**Entries taken from a collection**
★ ★ ★ ★ ★ ★ ★
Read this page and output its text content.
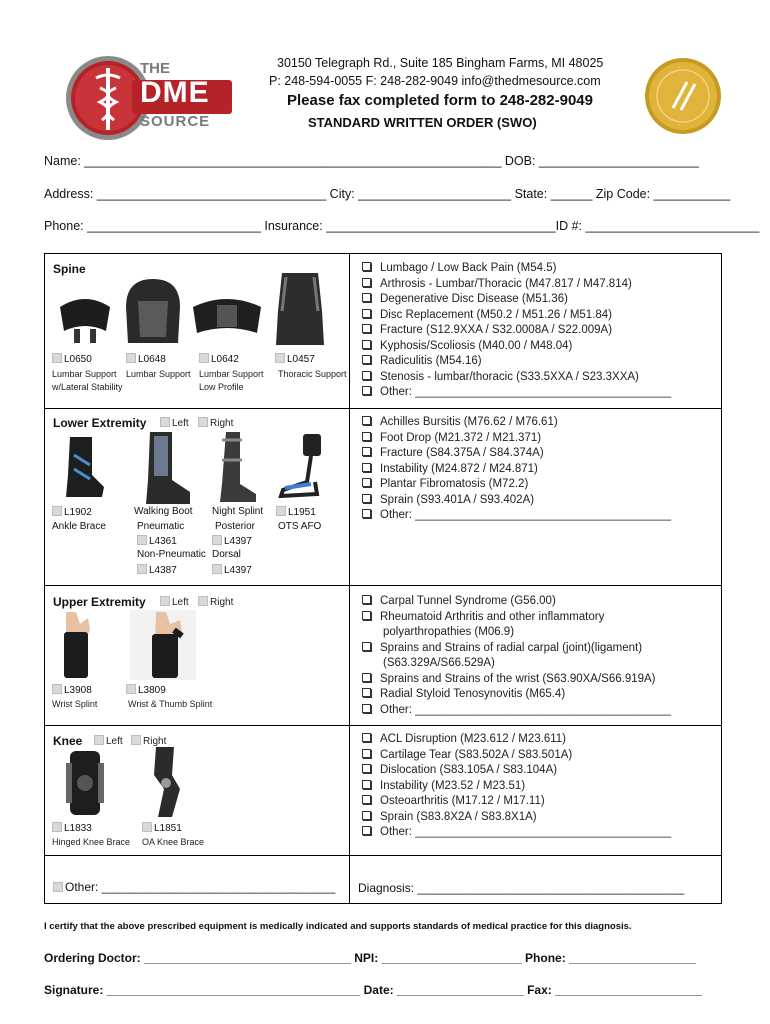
THE
DME
SOURCE
30150 Telegraph Rd., Suite 185 Bingham Farms, MI 48025
P: 248-594-0055 F: 248-282-9049 info@thedmesource.com
Please fax completed form to 248-282-9049
STANDARD WRITTEN ORDER (SWO)
Name: ____________________________________________________________ DOB: _______________________
Address: _________________________________ City: ______________________ State: ______ Zip Code: ___________
Phone: _________________________ Insurance: _________________________________ID #: _________________________
Spine
L0650
Lumbar Support
w/Lateral Stability
L0648
Lumbar Support
L0642
Lumbar Support
Low Profile
L0457
Thoracic Support
Lumbago / Low Back Pain (M54.5)
Arthrosis - Lumbar/Thoracic (M47.817 / M47.814)
Degenerative Disc Disease (M51.36)
Disc Replacement (M50.2 / M51.26 / M51.84)
Fracture (S12.9XXA / S32.0008A / S22.009A)
Kyphosis/Scoliosis (M40.00 / M48.04)
Radiculitis (M54.16)
Stenosis - lumbar/thoracic (S33.5XXA / S23.3XXA)
Other: ________________________________________
Lower Extremity	Left	Right
L1902
Ankle Brace
Walking Boot
Pneumatic
L4361
Non-Pneumatic
L4387
Night Splint
Posterior
L4397
Dorsal
L4397
L1951
OTS AFO
Achilles Bursitis (M76.62 / M76.61)
Foot Drop (M21.372 / M21.371)
Fracture (S84.375A / S84.374A)
Instability (M24.872 / M24.871)
Plantar Fibromatosis (M72.2)
Sprain (S93.401A / S93.402A)
Other: ________________________________________
Upper Extremity	Left	Right
L3908
Wrist Splint
L3809
Wrist & Thumb Splint
Carpal Tunnel Syndrome (G56.00)
Rheumatoid Arthritis and other inflammatory
polyarthropathies (M06.9)
Sprains and Strains of radial carpal (joint)(ligament)
(S63.329A/S66.529A)
Sprains and Strains of the wrist (S63.90XA/S66.919A)
Radial Styloid Tenosynovitis (M65.4)
Other: ________________________________________
Knee	Left	Right
L1833
Hinged Knee Brace
L1851
OA Knee Brace
ACL Disruption (M23.612 / M23.611)
Cartilage Tear (S83.502A / S83.501A)
Dislocation (S83.105A / S83.104A)
Instability (M23.52 / M23.51)
Osteoarthritis (M17.12 / M17.11)
Sprain (S83.8X2A / S83.8X1A)
Other: ________________________________________
Other: ___________________________________ Diagnosis: ________________________________________
I certify that the above prescribed equipment is medically indicated and supports standards of medical practice for this diagnosis.
Ordering Doctor: _______________________________ NPI: _____________________ Phone: ___________________
Signature: ______________________________________ Date: ___________________ Fax: ______________________
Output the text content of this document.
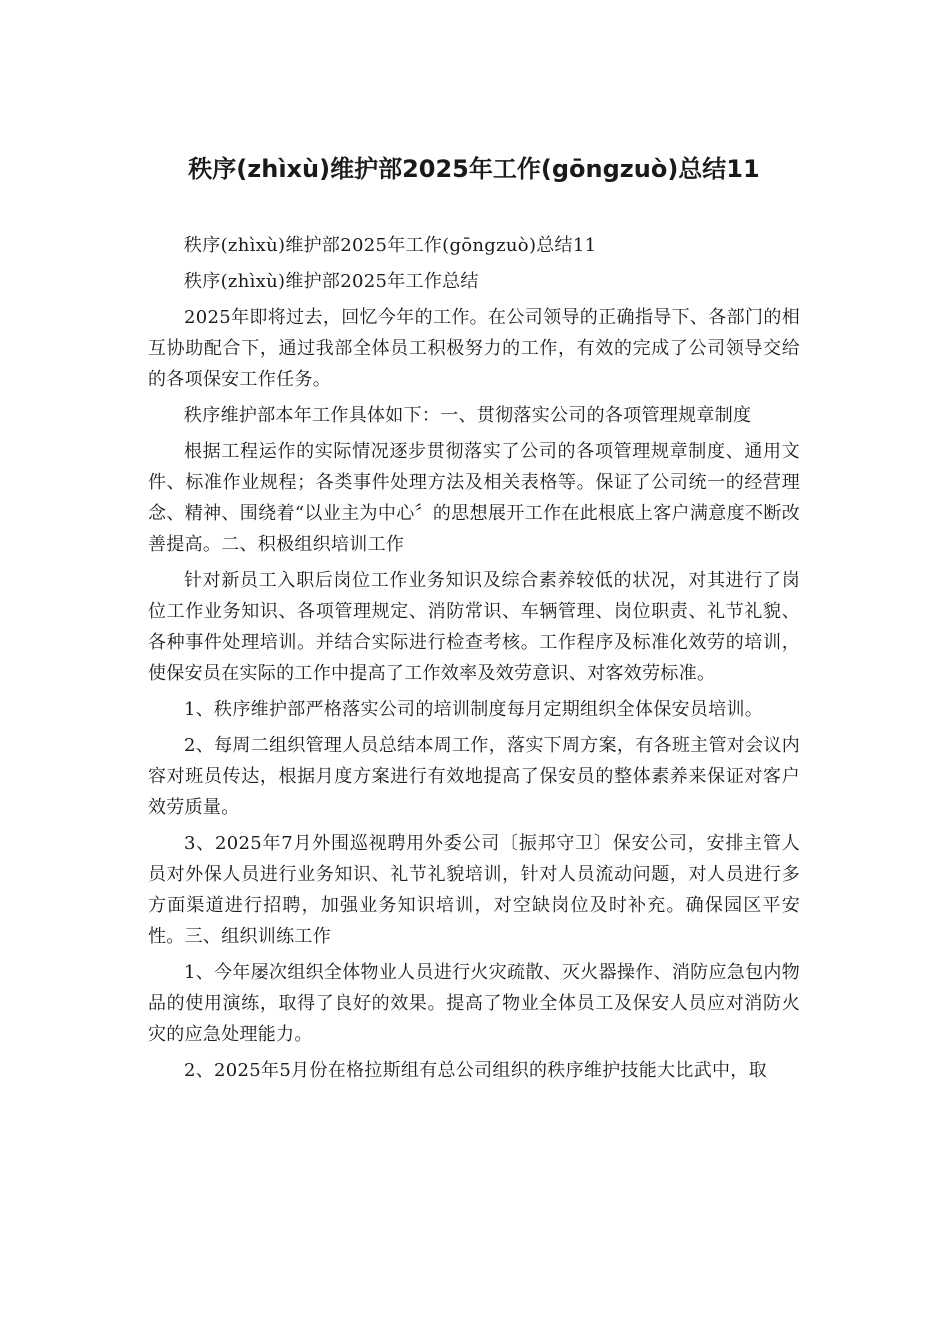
秩序(zhìxù)维护部2025年工作(gōngzuò)总结11

秩序(zhìxù)维护部2025年工作(gōngzuò)总结11

秩序(zhìxù)维护部2025年工作总结

2025年即将过去，回忆今年的工作。在公司领导的正确指导下、各部门的相互协助配合下，通过我部全体员工积极努力的工作，有效的完成了公司领导交给的各项保安工作任务。

秩序维护部本年工作具体如下：一、贯彻落实公司的各项管理规章制度

根据工程运作的实际情况逐步贯彻落实了公司的各项管理规章制度、通用文件、标准作业规程；各类事件处理方法及相关表格等。保证了公司统一的经营理念、精神、围绕着“以业主为中心〞的思想展开工作在此根底上客户满意度不断改善提高。二、积极组织培训工作

针对新员工入职后岗位工作业务知识及综合素养较低的状况，对其进行了岗位工作业务知识、各项管理规定、消防常识、车辆管理、岗位职责、礼节礼貌、各种事件处理培训。并结合实际进行检查考核。工作程序及标准化效劳的培训，使保安员在实际的工作中提高了工作效率及效劳意识、对客效劳标准。

1、秩序维护部严格落实公司的培训制度每月定期组织全体保安员培训。

2、每周二组织管理人员总结本周工作，落实下周方案，有各班主管对会议内容对班员传达，根据月度方案进行有效地提高了保安员的整体素养来保证对客户效劳质量。

3、2025年7月外围巡视聘用外委公司〔振邦守卫〕保安公司，安排主管人员对外保人员进行业务知识、礼节礼貌培训，针对人员流动问题，对人员进行多方面渠道进行招聘，加强业务知识培训，对空缺岗位及时补充。确保园区平安性。三、组织训练工作

1、今年屡次组织全体物业人员进行火灾疏散、灭火器操作、消防应急包内物品的使用演练，取得了良好的效果。提高了物业全体员工及保安人员应对消防火灾的应急处理能力。

2、2025年5月份在格拉斯组有总公司组织的秩序维护技能大比武中，取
★ ★ ★ ★ ★ ★ ★
**Directions**
Filter out every line that lacks the word "text", and copy the rest.

**Answer for the task**
Read this page and output its text content.
Output the text content of this document.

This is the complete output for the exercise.